AIM | Find and copy each line of the records where the string "heparin" shows up.
--- start ENTRIES SUPPLIED ---
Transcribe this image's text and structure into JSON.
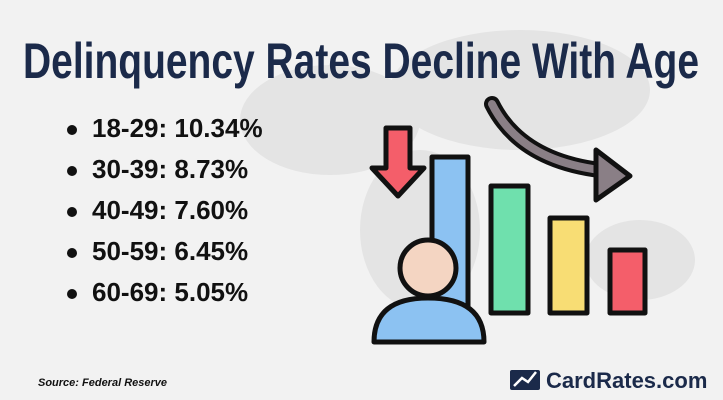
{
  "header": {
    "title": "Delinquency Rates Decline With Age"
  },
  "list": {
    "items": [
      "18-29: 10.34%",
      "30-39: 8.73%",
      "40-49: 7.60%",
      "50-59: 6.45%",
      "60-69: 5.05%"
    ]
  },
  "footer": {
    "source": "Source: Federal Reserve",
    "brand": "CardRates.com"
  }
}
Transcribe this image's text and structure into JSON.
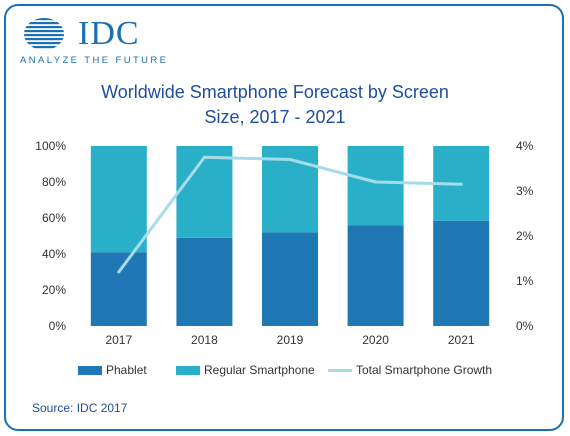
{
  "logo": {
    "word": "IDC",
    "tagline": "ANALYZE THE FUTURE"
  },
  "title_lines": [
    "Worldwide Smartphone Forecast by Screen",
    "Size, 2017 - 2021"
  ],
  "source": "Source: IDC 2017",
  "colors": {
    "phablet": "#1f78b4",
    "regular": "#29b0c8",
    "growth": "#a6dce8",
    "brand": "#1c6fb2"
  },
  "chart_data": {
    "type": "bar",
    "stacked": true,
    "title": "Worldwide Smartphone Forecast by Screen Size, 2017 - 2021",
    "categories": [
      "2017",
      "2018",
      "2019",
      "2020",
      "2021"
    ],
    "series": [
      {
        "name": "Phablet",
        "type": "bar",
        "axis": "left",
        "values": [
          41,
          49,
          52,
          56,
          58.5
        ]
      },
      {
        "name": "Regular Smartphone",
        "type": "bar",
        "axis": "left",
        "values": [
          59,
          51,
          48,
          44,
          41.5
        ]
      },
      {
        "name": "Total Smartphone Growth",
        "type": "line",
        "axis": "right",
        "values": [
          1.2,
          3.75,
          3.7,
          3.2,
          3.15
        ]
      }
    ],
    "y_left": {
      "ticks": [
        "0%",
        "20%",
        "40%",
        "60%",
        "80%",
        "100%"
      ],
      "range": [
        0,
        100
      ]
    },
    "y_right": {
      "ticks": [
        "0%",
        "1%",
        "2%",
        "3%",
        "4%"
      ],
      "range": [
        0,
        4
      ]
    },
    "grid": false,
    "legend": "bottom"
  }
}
--- end ENTRIES SUPPLIED ---
--- start ENTRIES SUPPLIED ---
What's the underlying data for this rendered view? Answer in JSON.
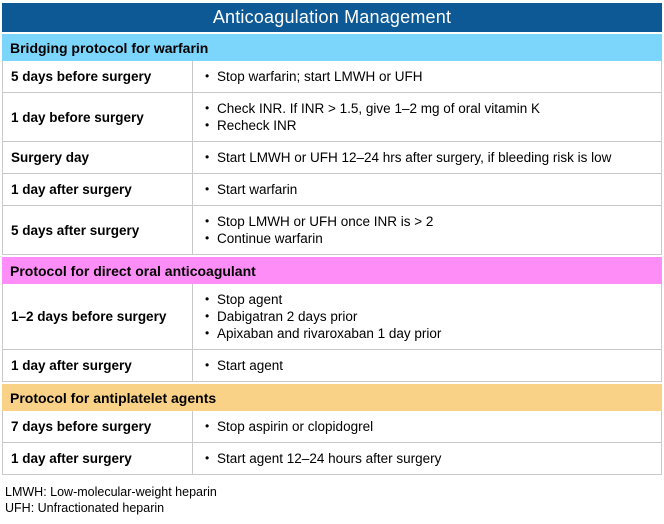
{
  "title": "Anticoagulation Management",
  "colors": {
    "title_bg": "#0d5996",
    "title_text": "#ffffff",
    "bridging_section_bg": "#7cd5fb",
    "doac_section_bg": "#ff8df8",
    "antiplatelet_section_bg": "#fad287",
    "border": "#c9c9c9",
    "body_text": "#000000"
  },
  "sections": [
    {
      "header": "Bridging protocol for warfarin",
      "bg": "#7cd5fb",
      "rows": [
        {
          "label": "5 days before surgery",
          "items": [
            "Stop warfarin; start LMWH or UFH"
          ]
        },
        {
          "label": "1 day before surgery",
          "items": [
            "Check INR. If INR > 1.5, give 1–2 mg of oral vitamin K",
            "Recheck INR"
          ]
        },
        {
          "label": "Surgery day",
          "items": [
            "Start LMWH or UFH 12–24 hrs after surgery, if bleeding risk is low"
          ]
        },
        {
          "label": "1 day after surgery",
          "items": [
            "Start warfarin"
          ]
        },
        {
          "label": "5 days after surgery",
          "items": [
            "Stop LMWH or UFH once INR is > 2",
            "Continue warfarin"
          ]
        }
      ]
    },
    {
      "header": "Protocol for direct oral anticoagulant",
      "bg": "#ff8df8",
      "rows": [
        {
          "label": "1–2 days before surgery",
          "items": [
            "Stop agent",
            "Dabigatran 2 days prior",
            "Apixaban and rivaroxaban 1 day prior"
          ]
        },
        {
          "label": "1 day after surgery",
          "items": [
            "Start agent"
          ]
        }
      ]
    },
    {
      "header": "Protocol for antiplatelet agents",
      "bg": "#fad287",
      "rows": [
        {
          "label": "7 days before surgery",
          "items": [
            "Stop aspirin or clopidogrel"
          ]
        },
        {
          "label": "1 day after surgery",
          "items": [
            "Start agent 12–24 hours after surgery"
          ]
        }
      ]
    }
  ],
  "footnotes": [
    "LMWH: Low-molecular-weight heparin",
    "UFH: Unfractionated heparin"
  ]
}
--- end ENTRIES SUPPLIED ---
--- start ENTRIES SUPPLIED ---
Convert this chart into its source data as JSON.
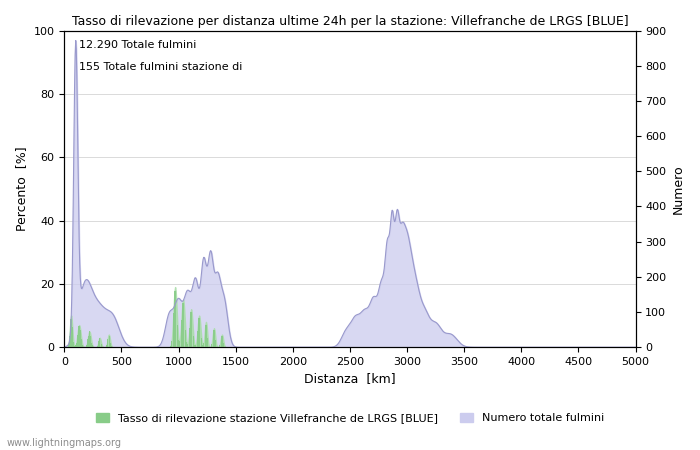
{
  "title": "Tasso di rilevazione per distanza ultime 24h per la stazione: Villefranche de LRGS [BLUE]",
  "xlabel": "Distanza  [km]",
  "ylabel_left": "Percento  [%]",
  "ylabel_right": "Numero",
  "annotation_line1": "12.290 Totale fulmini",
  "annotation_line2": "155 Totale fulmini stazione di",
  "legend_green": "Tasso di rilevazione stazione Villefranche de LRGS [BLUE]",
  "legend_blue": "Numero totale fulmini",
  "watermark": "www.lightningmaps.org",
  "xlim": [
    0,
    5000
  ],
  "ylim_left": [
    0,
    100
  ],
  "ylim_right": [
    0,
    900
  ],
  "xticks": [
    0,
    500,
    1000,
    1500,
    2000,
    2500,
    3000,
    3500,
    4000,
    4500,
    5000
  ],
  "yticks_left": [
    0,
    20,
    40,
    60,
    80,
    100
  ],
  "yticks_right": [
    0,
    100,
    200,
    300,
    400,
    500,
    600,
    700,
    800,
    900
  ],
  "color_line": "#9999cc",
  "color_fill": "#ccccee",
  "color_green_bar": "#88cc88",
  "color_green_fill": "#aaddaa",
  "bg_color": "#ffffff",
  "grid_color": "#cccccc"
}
--- end ENTRIES SUPPLIED ---
WRITTEN REPLY |
    "LMWH: Low-molecular-weight heparin",
    "UFH: Unfractionated heparin"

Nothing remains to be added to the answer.